Entries taken from a collection:
+---+
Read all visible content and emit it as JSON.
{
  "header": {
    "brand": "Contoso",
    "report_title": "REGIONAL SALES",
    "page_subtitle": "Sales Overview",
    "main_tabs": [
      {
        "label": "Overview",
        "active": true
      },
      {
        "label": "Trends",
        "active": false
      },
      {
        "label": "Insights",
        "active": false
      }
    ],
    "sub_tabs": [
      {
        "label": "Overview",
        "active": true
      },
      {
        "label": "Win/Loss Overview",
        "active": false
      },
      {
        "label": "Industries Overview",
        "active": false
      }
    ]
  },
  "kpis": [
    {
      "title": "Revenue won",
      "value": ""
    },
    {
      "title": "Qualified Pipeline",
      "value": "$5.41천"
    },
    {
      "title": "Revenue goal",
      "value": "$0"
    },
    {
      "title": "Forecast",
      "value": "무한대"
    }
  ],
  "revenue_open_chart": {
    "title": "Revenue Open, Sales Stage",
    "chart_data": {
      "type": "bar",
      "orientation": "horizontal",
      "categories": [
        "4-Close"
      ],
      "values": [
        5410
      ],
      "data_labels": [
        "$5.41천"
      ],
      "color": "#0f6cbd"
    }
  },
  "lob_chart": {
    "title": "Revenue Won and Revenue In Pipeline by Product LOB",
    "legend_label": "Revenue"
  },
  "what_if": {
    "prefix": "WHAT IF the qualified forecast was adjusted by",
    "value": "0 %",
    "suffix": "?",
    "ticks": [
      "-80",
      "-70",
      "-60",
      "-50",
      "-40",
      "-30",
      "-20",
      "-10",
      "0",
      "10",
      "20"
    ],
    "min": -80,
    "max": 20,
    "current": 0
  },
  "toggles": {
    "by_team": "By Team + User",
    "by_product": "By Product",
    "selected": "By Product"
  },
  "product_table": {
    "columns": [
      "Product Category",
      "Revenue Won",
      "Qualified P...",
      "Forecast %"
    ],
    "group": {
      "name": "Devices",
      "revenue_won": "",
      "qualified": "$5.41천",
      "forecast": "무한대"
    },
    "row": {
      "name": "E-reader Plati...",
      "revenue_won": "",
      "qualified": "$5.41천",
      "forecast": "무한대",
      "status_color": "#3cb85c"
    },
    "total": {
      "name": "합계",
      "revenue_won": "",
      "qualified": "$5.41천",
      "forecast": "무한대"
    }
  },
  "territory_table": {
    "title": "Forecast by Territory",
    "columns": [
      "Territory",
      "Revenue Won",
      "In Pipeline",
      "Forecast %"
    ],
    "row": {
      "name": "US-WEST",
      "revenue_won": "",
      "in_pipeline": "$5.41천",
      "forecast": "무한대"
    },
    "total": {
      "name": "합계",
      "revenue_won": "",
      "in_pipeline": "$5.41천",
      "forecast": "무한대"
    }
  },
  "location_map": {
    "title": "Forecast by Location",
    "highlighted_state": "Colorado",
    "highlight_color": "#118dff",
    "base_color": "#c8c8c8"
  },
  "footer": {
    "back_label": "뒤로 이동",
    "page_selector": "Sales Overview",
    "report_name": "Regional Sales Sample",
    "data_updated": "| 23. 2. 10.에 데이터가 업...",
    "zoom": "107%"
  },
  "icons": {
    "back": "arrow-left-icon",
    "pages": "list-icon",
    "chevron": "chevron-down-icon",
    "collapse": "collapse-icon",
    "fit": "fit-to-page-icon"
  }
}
+---+
> DIRECTIONS
Reproduce the material exactly, with every line intact.

> OUTPUT
Read all visible content and emit it as JSON.
{
  "header": {
    "brand": "Contoso",
    "report_title": "REGIONAL SALES",
    "page_subtitle": "Sales Overview",
    "main_tabs": [
      {
        "label": "Overview",
        "active": true
      },
      {
        "label": "Trends",
        "active": false
      },
      {
        "label": "Insights",
        "active": false
      }
    ],
    "sub_tabs": [
      {
        "label": "Overview",
        "active": true
      },
      {
        "label": "Win/Loss Overview",
        "active": false
      },
      {
        "label": "Industries Overview",
        "active": false
      }
    ]
  },
  "kpis": [
    {
      "title": "Revenue won",
      "value": ""
    },
    {
      "title": "Qualified Pipeline",
      "value": "$5.41천"
    },
    {
      "title": "Revenue goal",
      "value": "$0"
    },
    {
      "title": "Forecast",
      "value": "무한대"
    }
  ],
  "revenue_open_chart": {
    "title": "Revenue Open, Sales Stage",
    "chart_data": {
      "type": "bar",
      "orientation": "horizontal",
      "categories": [
        "4-Close"
      ],
      "values": [
        5410
      ],
      "data_labels": [
        "$5.41천"
      ],
      "color": "#0f6cbd"
    }
  },
  "lob_chart": {
    "title": "Revenue Won and Revenue In Pipeline by Product LOB",
    "legend_label": "Revenue"
  },
  "what_if": {
    "prefix": "WHAT IF the qualified forecast was adjusted by",
    "value": "0 %",
    "suffix": "?",
    "ticks": [
      "-80",
      "-70",
      "-60",
      "-50",
      "-40",
      "-30",
      "-20",
      "-10",
      "0",
      "10",
      "20"
    ],
    "min": -80,
    "max": 20,
    "current": 0
  },
  "toggles": {
    "by_team": "By Team + User",
    "by_product": "By Product",
    "selected": "By Product"
  },
  "product_table": {
    "columns": [
      "Product Category",
      "Revenue Won",
      "Qualified P...",
      "Forecast %"
    ],
    "group": {
      "name": "Devices",
      "revenue_won": "",
      "qualified": "$5.41천",
      "forecast": "무한대"
    },
    "row": {
      "name": "E-reader Plati...",
      "revenue_won": "",
      "qualified": "$5.41천",
      "forecast": "무한대",
      "status_color": "#3cb85c"
    },
    "total": {
      "name": "합계",
      "revenue_won": "",
      "qualified": "$5.41천",
      "forecast": "무한대"
    }
  },
  "territory_table": {
    "title": "Forecast by Territory",
    "columns": [
      "Territory",
      "Revenue Won",
      "In Pipeline",
      "Forecast %"
    ],
    "row": {
      "name": "US-WEST",
      "revenue_won": "",
      "in_pipeline": "$5.41천",
      "forecast": "무한대"
    },
    "total": {
      "name": "합계",
      "revenue_won": "",
      "in_pipeline": "$5.41천",
      "forecast": "무한대"
    }
  },
  "location_map": {
    "title": "Forecast by Location",
    "highlighted_state": "Colorado",
    "highlight_color": "#118dff",
    "base_color": "#c8c8c8"
  },
  "footer": {
    "back_label": "뒤로 이동",
    "page_selector": "Sales Overview",
    "report_name": "Regional Sales Sample",
    "data_updated": "| 23. 2. 10.에 데이터가 업...",
    "zoom": "107%"
  },
  "icons": {
    "back": "arrow-left-icon",
    "pages": "list-icon",
    "chevron": "chevron-down-icon",
    "collapse": "collapse-icon",
    "fit": "fit-to-page-icon"
  }
}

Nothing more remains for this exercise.